_WRITTEN PROBLEM_:
Say how many lines contain the word "JSON". Only the number should be given.

_DATA SHOWN_:

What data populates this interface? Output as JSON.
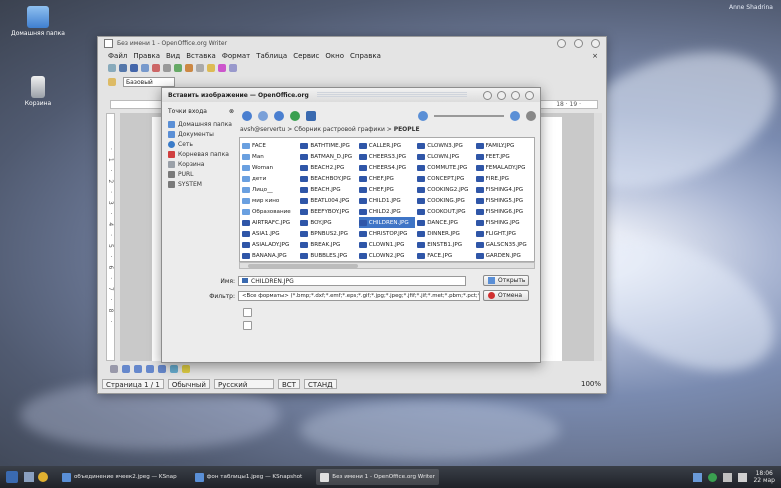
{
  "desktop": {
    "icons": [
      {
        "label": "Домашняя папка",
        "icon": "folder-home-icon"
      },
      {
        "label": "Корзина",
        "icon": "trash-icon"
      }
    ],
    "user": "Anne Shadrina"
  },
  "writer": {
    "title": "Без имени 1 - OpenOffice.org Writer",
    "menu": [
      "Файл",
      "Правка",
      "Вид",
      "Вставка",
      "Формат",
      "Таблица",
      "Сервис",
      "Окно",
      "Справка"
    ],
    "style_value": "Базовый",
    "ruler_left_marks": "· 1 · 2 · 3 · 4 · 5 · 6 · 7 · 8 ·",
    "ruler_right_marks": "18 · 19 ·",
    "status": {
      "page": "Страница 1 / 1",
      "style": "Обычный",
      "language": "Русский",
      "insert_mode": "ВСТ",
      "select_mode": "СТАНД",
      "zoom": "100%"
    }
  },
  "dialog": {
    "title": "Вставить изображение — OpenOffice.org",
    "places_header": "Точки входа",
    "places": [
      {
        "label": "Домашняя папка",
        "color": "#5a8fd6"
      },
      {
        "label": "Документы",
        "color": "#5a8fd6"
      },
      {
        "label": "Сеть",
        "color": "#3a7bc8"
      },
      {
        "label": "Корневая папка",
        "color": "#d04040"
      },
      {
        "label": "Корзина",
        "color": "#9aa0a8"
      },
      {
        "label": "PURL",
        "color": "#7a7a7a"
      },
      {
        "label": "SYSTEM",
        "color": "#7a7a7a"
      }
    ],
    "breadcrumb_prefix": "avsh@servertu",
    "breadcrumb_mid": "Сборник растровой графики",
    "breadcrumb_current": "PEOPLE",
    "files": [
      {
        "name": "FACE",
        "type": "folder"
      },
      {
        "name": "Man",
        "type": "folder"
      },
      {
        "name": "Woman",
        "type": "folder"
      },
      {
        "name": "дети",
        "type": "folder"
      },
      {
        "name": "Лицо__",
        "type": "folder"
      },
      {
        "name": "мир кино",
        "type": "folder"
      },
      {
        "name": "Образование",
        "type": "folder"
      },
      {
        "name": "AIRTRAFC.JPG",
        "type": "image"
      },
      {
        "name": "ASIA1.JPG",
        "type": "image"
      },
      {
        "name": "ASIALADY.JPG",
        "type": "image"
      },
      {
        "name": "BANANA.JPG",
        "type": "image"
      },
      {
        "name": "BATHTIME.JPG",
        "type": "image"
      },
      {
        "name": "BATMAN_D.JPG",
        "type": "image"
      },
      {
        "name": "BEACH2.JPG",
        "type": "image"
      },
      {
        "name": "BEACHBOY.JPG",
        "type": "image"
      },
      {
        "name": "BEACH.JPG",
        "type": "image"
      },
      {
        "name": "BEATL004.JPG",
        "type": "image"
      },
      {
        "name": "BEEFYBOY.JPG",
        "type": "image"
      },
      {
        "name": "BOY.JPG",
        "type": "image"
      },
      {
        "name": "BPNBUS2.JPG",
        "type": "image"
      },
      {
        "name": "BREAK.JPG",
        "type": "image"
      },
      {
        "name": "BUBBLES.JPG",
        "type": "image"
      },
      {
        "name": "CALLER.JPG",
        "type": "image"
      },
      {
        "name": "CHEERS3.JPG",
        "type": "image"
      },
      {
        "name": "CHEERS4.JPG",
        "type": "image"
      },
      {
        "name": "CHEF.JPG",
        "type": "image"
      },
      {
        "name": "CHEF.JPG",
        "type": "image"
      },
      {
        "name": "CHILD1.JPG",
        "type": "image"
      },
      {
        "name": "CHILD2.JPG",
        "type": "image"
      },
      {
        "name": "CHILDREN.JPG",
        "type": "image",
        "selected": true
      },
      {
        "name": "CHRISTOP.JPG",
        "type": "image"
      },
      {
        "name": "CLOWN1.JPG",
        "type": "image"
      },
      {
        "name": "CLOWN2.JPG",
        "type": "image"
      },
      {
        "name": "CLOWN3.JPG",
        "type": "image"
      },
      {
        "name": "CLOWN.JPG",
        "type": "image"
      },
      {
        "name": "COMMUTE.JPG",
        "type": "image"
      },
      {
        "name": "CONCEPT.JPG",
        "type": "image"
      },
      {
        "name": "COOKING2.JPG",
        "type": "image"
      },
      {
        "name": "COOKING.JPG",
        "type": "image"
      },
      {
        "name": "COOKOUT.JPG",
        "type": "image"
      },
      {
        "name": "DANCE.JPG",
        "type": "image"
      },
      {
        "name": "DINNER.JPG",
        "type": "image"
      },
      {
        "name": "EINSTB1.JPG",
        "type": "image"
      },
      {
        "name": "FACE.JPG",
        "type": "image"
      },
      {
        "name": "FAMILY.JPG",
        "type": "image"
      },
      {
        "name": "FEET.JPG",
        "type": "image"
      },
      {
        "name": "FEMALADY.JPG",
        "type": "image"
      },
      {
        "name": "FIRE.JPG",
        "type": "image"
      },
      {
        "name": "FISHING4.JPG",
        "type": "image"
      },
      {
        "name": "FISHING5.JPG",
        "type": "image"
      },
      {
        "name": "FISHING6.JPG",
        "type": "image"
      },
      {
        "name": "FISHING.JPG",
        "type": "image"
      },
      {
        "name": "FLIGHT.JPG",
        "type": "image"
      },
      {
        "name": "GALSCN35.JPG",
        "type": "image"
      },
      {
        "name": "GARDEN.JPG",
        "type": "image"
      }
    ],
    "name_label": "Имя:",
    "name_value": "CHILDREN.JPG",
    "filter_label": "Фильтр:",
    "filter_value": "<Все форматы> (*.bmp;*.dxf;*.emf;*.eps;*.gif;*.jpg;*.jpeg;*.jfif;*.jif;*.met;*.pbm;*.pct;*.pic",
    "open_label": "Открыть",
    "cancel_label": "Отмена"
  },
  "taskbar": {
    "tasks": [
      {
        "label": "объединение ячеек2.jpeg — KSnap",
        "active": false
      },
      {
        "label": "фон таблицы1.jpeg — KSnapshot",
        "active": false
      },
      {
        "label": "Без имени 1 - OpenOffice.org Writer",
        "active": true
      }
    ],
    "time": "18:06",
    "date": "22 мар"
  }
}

==

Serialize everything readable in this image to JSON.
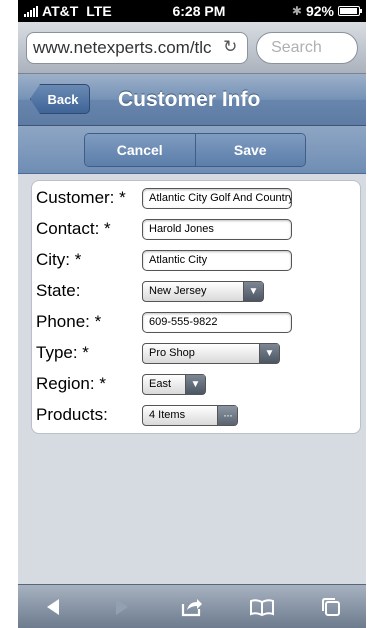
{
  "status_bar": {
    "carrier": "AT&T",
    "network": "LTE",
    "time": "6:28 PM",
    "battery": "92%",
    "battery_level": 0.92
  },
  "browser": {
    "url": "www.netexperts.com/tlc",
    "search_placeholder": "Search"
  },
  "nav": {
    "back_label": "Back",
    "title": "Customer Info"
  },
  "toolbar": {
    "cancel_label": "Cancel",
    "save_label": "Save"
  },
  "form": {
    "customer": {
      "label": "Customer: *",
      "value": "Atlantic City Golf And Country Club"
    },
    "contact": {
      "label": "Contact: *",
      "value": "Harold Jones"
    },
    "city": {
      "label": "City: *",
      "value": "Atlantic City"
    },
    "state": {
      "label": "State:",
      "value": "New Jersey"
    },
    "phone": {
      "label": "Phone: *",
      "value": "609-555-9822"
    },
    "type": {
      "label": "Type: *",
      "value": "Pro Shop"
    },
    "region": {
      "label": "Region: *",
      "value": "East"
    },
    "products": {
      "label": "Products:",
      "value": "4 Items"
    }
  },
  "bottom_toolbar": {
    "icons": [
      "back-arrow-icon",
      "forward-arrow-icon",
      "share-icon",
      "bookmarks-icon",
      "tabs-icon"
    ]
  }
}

_ANSWER TO THIS EXERCISE_:
2